▶ **Brief**:
Locate every line below that contains the word "content" and copy it.
········
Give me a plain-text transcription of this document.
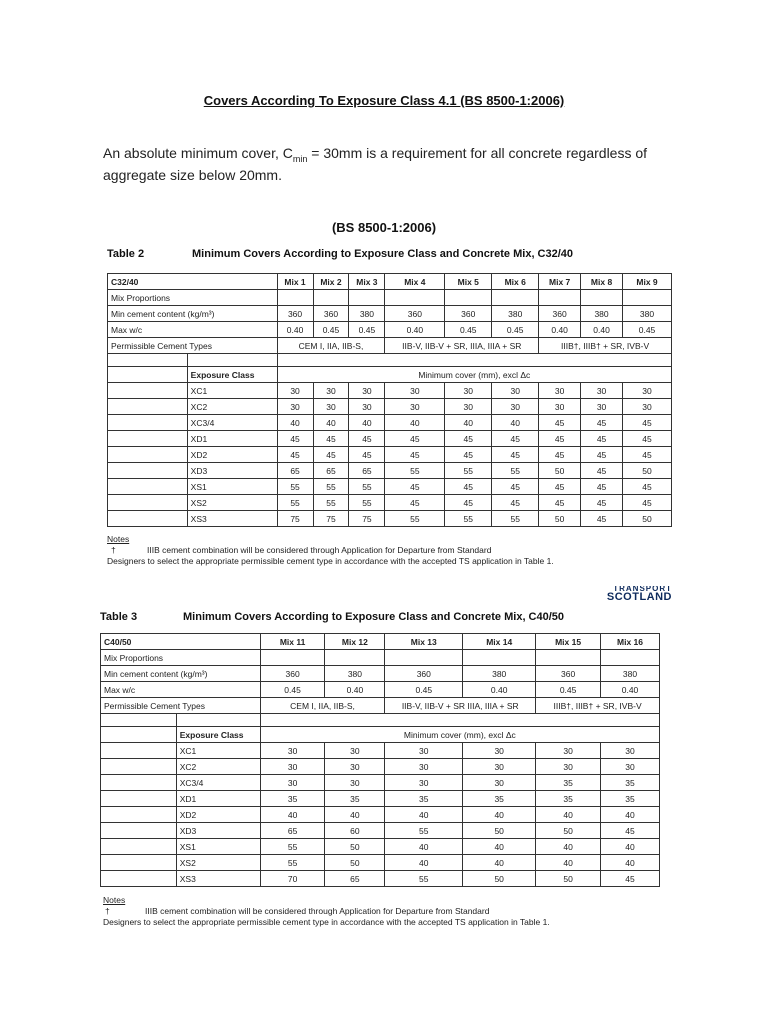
Covers According To Exposure Class 4.1 (BS 8500-1:2006)
An absolute minimum cover, $C_{min} = 30mm$ is a requirement for all concrete regardless of aggregate size below 20mm.
(BS 8500-1:2006)
Table 2	Minimum Covers According to Exposure Class and Concrete Mix, C32/40
C32/40		Mix 1	Mix 2	Mix 3	Mix 4	Mix 5	Mix 6	Mix 7	Mix 8	Mix 9
Mix Proportions										
Min cement content (kg/m³)		360	360	380	360	360	380	360	380	380
Max w/c		0.40	0.45	0.45	0.40	0.45	0.45	0.40	0.40	0.45
Permissible Cement Types		CEM I, IIA, IIB-S,			IIB-V, IIB-V + SR, IIIA, IIIA + SR			IIIB†, IIIB† + SR, IVB-V		

	Exposure Class	Minimum cover (mm), excl Δc								
	XC1	30	30	30	30	30	30	30	30	30
	XC2	30	30	30	30	30	30	30	30	30
	XC3/4	40	40	40	40	40	40	45	45	45
	XD1	45	45	45	45	45	45	45	45	45
	XD2	45	45	45	45	45	45	45	45	45
	XD3	65	65	65	55	55	55	50	45	50
	XS1	55	55	55	45	45	45	45	45	45
	XS2	55	55	55	45	45	45	45	45	45
	XS3	75	75	75	55	55	55	50	45	50
Notes
†	IIIB cement combination will be considered through Application for Departure from Standard
Designers to select the appropriate permissible cement type in accordance with the accepted TS application in Table 1.
TRANSPORT
SCOTLAND
Table 3	Minimum Covers According to Exposure Class and Concrete Mix, C40/50
C40/50		Mix 11	Mix 12	Mix 13	Mix 14	Mix 15	Mix 16
Mix Proportions							
Min cement content (kg/m³)		360	380	360	380	360	380
Max w/c		0.45	0.40	0.45	0.40	0.45	0.40
Permissible Cement Types		CEM I, IIA, IIB-S,		IIB-V, IIB-V + SR IIIA, IIIA + SR		IIIB†, IIIB† + SR, IVB-V	

	Exposure Class	Minimum cover (mm), excl Δc					
	XC1	30	30	30	30	30	30
	XC2	30	30	30	30	30	30
	XC3/4	30	30	30	30	35	35
	XD1	35	35	35	35	35	35
	XD2	40	40	40	40	40	40
	XD3	65	60	55	50	50	45
	XS1	55	50	40	40	40	40
	XS2	55	50	40	40	40	40
	XS3	70	65	55	50	50	45
Notes
†	IIIB cement combination will be considered through Application for Departure from Standard
Designers to select the appropriate permissible cement type in accordance with the accepted TS application in Table 1.
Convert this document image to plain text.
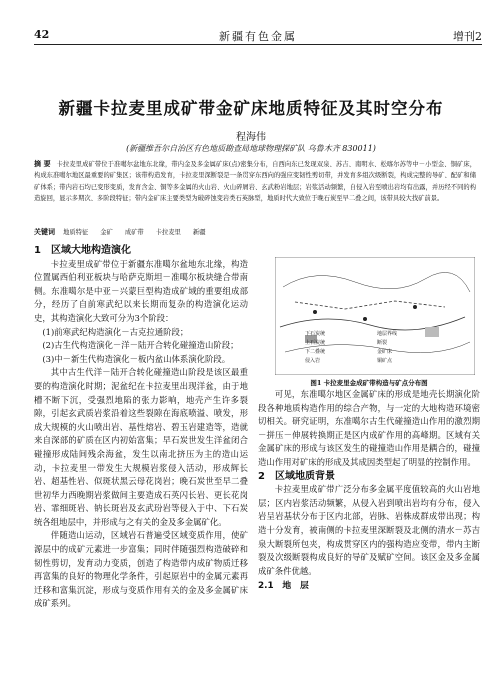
42	新疆有色金属	增刊2
新疆卡拉麦里成矿带金矿床地质特征及其时空分布
程海伟
(新疆维吾尔自治区有色地质勘查局地球物理探矿队 乌鲁木齐 830011)
摘 要 卡拉麦里成矿带位于准噶尔盆地东北缘，带内金及多金属矿床(点)密集分布，自西向东已发现双泉、苏吉、南明水、松喀尔苏等中－小型金、铜矿床，构成东准噶尔地区最重要的矿集区；该带构造发育，卡拉麦里深断裂是一条贯穿东西向的强应变韧性剪切带，并发育多组次级断裂，构成完整的导矿、配矿和储矿体系；带内岩石均已变形变质，发育含金、铜等多金属的火山岩、火山碎屑岩、玄武粉岩地层；岩浆活动频繁，自侵入岩至喷出岩均有出露，并历经不同的构造旋回，显示多期次、多阶段特征；带内金矿床主要类型为破碎蚀变岩类石英脉型，地质时代大致位于晚石炭至早二叠之间，该带具较大找矿前景。
关键词 地质特征 金矿 成矿带 卡拉麦里 新疆

1　区域大地构造演化

卡拉麦里成矿带位于新疆东准噶尔盆地东北缘，构造位置属西伯利亚板块与哈萨克斯坦－准噶尔板块缝合带南侧。东准噶尔是中亚－兴蒙巨型构造成矿域的重要组成部分，经历了自前寒武纪以来长期而复杂的构造演化运动史，其构造演化大致可分为3个阶段：

(1)前寒武纪构造演化－古克拉通阶段；

(2)古生代构造演化－洋－陆开合转化碰撞造山阶段；

(3)中－新生代构造演化－板内盆山体系演化阶段。

其中古生代洋－陆开合转化碰撞造山阶段是该区最重要的构造演化时期；泥盆纪在卡拉麦里出现洋盆，由于地槽不断下沉，受强烈地陷的张力影响，地壳产生许多裂隙，引起玄武质岩浆沿着这些裂隙在海底喷溢、喷发，形成大规模的火山喷出岩、基性熔岩、碧玉岩建造等，造就来自深部的矿质在区内初始富集；早石炭世发生洋盆闭合碰撞形成陆间残余海盆，发生以南北挤压为主的造山运动，卡拉麦里一带发生大规模岩浆侵入活动，形成辉长岩、超基性岩、似斑状黑云母花岗岩；晚石炭世至早二叠世初华力西晚期岩浆做间主要造成石英闪长岩、更长花岗岩、霏细斑岩、钠长斑岩及玄武玢岩等侵入于中、下石炭统各组地层中，并形成与之有关的金及多金属矿化。

伴随造山运动，区域岩石普遍受区域变质作用，使矿源层中的成矿元素进一步富集；同时伴随强烈构造破碎和韧性剪切，发育动力变质，创造了构造带内成矿物质迁移再富集的良好的物理化学条件，引起原岩中的金属元素再迁移和富集沉淀，形成与变质作用有关的金及多金属矿床成矿系列。

下石炭统	地层界线
上石炭统	断裂
下二叠统	金矿床
侵入岩	铜矿点
图1 卡拉麦里金成矿带构造与矿点分布图

可见，东准噶尔地区金属矿床的形成是地壳长期演化阶段各种地质构造作用的综合产物，与一定的大地构造环境密切相关。研究证明，东准噶尔古生代碰撞造山作用的激烈期－拼压－伸展转换期正是区内成矿作用的高峰期。区域有关金属矿床的形成与该区发生的碰撞造山作用是耦合的，碰撞造山作用对矿床的形成及其成因类型起了明显的控制作用。

2　区域地质背景

卡拉麦里成矿带广泛分布多金属平度值较高的火山岩地层；区内岩浆活动频繁，从侵入岩到喷出岩均有分布，侵入岩呈岩基状分布于区内北部，岩脉、岩株成群成带出现；构造十分发育，被南侧的卡拉麦里深断裂及北侧的清水－苏吉泉大断裂所包夹，构成贯穿区内的强构造应变带，带内主断裂及次级断裂构成良好的导矿及赋矿空间。该区金及多金属成矿条件优越。

2.1　地　层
········
▶ **The completed task**:
Min cement content (kg/m³)		360	360	380	360	360	380	360	380	380
Min cement content (kg/m³)		360	380	360	380	360	380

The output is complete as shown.